### Task requirements
Recast the lines below as a Markdown table with two columns, "Row" and "Line," giving each line its number and leaving out any blank lines.

(Dataset rows)
-----

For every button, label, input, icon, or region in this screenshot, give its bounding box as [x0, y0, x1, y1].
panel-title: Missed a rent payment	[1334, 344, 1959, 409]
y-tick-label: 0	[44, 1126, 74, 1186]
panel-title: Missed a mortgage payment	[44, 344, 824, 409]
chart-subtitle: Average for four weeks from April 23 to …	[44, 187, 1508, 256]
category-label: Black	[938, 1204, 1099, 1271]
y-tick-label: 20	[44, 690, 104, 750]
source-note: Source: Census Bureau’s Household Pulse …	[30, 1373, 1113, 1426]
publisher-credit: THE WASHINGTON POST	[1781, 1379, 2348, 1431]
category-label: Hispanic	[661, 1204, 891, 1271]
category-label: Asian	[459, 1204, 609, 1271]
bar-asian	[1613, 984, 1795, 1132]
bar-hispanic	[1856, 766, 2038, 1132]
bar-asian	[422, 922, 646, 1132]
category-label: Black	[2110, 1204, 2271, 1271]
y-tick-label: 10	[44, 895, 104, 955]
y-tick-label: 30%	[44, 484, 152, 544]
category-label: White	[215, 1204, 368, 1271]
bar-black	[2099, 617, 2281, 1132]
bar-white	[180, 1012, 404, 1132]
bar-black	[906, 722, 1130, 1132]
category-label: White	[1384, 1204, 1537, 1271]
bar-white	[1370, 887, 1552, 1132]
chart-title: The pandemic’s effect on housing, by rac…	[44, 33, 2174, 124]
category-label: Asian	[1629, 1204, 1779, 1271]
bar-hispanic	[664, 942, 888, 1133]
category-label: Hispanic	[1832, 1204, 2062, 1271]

-----

### Final result
| Row | Line |
|---|---|
| 1 | For every button, label, input, icon, or region in this screenshot, give its bounding box as [x0, y0, x1, y1]. |
| 2 | panel-title: Missed a rent payment	[1334, 344, 1959, 409] |
| 3 | y-tick-label: 0	[44, 1126, 74, 1186] |
| 4 | panel-title: Missed a mortgage payment	[44, 344, 824, 409] |
| 5 | chart-subtitle: Average for four weeks from April 23 to …	[44, 187, 1508, 256] |
| 6 | category-label: Black	[938, 1204, 1099, 1271] |
| 7 | y-tick-label: 20	[44, 690, 104, 750] |
| 8 | source-note: Source: Census Bureau’s Household Pulse …	[30, 1373, 1113, 1426] |
| 9 | publisher-credit: THE WASHINGTON POST	[1781, 1379, 2348, 1431] |
| 10 | category-label: Hispanic	[661, 1204, 891, 1271] |
| 11 | category-label: Asian	[459, 1204, 609, 1271] |
| 12 | bar-asian	[1613, 984, 1795, 1132] |
| 13 | bar-hispanic	[1856, 766, 2038, 1132] |
| 14 | bar-asian	[422, 922, 646, 1132] |
| 15 | category-label: Black	[2110, 1204, 2271, 1271] |
| 16 | y-tick-label: 10	[44, 895, 104, 955] |
| 17 | y-tick-label: 30%	[44, 484, 152, 544] |
| 18 | category-label: White	[215, 1204, 368, 1271] |
| 19 | bar-black	[2099, 617, 2281, 1132] |
| 20 | bar-white	[180, 1012, 404, 1132] |
| 21 | bar-black	[906, 722, 1130, 1132] |
| 22 | category-label: White	[1384, 1204, 1537, 1271] |
| 23 | bar-white	[1370, 887, 1552, 1132] |
| 24 | chart-title: The pandemic’s effect on housing, by rac…	[44, 33, 2174, 124] |
| 25 | category-label: Asian	[1629, 1204, 1779, 1271] |
| 26 | bar-hispanic	[664, 942, 888, 1133] |
| 27 | category-label: Hispanic	[1832, 1204, 2062, 1271] |